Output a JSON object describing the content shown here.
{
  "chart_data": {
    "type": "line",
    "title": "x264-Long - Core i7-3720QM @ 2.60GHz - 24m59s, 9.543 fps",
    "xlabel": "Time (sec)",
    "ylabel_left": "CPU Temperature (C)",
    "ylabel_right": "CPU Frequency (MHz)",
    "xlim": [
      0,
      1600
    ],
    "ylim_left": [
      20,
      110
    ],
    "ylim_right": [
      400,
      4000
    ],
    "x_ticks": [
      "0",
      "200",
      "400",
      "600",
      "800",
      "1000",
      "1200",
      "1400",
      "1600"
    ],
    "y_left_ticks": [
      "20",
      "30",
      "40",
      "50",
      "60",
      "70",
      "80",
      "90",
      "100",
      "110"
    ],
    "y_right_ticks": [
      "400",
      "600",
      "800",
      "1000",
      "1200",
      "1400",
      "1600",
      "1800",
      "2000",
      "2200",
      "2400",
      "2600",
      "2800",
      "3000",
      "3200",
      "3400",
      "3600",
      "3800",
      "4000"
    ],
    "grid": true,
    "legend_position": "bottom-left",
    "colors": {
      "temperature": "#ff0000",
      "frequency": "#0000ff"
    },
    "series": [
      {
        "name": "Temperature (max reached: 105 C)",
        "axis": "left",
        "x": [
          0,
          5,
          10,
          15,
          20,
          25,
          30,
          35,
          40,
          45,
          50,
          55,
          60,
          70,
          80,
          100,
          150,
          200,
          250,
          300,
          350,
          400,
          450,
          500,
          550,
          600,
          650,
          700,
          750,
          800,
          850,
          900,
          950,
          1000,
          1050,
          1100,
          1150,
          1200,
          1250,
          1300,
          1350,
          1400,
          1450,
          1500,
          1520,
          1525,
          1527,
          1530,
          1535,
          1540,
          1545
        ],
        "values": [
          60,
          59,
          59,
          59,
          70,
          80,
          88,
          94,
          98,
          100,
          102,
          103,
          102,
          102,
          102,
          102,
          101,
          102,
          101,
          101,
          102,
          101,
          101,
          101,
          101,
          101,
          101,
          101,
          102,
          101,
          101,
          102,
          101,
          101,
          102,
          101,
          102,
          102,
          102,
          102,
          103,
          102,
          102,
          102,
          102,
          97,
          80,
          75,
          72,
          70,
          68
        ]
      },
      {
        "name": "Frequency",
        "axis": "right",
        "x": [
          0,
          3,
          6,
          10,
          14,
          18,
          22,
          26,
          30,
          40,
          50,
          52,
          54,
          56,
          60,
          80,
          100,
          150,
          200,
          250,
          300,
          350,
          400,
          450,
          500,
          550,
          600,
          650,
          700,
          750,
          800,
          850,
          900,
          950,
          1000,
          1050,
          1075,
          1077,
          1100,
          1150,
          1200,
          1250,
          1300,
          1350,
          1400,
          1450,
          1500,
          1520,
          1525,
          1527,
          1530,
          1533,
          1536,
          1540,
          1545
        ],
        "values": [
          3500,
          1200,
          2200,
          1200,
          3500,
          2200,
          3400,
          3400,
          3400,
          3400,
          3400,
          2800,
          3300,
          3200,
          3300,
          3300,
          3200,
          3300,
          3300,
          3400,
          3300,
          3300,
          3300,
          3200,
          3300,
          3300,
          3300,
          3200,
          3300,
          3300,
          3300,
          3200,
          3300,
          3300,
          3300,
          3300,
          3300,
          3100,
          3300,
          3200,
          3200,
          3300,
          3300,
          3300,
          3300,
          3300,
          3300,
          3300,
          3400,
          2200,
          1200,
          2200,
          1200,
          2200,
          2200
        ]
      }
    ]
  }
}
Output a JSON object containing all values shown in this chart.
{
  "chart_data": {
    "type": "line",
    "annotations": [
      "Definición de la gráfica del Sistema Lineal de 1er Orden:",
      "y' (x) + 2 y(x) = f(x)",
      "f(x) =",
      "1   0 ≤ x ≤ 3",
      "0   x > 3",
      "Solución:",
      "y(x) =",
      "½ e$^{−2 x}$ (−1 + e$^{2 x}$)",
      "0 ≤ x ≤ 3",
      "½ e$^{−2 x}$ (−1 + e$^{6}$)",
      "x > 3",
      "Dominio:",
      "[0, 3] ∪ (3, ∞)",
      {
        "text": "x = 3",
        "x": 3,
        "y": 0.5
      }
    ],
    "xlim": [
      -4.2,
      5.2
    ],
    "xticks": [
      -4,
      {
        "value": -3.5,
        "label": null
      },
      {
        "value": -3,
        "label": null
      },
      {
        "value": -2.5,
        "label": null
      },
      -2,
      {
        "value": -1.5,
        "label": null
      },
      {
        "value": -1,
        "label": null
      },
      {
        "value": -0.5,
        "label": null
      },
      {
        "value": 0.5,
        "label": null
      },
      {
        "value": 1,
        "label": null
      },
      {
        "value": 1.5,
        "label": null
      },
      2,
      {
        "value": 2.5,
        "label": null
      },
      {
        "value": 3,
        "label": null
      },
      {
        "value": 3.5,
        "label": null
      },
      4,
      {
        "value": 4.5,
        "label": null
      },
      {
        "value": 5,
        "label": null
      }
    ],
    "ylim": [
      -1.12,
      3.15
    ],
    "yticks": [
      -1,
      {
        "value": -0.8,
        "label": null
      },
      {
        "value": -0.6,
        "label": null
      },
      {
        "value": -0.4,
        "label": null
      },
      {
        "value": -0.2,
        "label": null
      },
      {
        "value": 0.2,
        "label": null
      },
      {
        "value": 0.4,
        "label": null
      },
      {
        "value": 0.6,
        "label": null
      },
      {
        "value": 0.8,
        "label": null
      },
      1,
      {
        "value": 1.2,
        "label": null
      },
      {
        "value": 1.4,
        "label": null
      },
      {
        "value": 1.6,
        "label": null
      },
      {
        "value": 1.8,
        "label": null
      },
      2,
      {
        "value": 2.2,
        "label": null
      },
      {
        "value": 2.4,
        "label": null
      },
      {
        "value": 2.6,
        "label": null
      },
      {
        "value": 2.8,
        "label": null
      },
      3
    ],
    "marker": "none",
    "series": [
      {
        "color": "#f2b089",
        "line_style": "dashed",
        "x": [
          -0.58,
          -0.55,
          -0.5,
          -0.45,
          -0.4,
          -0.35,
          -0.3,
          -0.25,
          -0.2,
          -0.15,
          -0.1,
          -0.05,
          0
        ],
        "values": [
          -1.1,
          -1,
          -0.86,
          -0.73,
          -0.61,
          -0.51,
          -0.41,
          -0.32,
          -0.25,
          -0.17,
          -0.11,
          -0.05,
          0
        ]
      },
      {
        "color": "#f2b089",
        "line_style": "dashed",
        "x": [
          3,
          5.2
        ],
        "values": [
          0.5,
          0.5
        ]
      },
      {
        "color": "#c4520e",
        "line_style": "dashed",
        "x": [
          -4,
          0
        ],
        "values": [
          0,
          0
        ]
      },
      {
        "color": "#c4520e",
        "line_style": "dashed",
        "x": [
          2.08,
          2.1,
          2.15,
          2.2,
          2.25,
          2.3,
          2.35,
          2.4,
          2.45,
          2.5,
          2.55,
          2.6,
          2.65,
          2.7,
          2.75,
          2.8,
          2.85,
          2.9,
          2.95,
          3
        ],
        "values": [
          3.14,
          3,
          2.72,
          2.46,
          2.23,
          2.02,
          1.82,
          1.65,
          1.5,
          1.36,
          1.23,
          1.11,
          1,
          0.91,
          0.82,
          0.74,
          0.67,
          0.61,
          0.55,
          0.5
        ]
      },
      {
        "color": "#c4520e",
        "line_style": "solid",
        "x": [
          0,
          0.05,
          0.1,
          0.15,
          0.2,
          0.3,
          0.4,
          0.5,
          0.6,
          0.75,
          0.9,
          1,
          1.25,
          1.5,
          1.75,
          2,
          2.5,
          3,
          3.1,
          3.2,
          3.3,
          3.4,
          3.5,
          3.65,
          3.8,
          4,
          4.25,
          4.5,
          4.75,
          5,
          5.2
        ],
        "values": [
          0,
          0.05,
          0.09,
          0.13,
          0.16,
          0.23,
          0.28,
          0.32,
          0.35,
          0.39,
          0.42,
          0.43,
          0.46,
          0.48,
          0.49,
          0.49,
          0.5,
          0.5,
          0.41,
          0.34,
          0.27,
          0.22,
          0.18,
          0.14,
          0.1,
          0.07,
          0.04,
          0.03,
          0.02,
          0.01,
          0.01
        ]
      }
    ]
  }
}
◆ ◆ ◆
DIRECTION:
Scan the records above for the string "object", then select every line that holds it.

SOLUTION TO THE EXERCISE:
Output a JSON object describing the content shown here.
Output a JSON object containing all values shown in this chart.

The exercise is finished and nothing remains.